WHAT YOU NEED TO DO: Copy out the lines that have "text" in them.

---------- EXERCISE MATERIALS

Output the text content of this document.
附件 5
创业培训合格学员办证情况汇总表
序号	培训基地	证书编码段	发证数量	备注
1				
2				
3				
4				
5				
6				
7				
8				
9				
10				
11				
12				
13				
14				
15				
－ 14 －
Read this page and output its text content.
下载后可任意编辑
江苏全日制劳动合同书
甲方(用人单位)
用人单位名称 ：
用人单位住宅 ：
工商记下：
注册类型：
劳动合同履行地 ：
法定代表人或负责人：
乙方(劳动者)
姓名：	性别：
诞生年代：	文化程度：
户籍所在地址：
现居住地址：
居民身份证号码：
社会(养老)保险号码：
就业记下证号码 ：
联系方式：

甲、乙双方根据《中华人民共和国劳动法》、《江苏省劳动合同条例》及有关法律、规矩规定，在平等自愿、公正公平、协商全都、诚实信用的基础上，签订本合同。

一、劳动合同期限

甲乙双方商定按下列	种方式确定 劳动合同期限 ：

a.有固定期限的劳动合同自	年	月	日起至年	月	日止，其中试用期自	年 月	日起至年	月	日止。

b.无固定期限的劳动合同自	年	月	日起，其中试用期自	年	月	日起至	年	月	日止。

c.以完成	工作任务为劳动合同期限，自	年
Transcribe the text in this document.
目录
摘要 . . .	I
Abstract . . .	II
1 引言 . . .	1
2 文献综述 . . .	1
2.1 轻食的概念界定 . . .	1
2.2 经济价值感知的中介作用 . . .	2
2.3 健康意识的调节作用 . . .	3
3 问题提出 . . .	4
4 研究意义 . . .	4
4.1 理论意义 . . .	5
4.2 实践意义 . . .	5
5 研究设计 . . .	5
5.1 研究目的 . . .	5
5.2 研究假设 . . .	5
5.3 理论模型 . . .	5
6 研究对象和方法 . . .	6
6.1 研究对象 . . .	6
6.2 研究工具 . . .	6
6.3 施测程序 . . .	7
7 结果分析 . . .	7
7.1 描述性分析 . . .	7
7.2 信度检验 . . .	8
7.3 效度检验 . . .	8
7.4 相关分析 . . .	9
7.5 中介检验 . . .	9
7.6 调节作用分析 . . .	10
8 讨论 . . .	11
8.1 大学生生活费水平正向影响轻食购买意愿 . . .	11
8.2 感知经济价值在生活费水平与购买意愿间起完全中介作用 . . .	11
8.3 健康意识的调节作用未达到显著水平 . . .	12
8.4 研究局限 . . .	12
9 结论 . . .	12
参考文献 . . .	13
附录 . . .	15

--------------------

REPLY:
Output the text content of this document.
Read this page and output its text content.
Transcribe the text in this document.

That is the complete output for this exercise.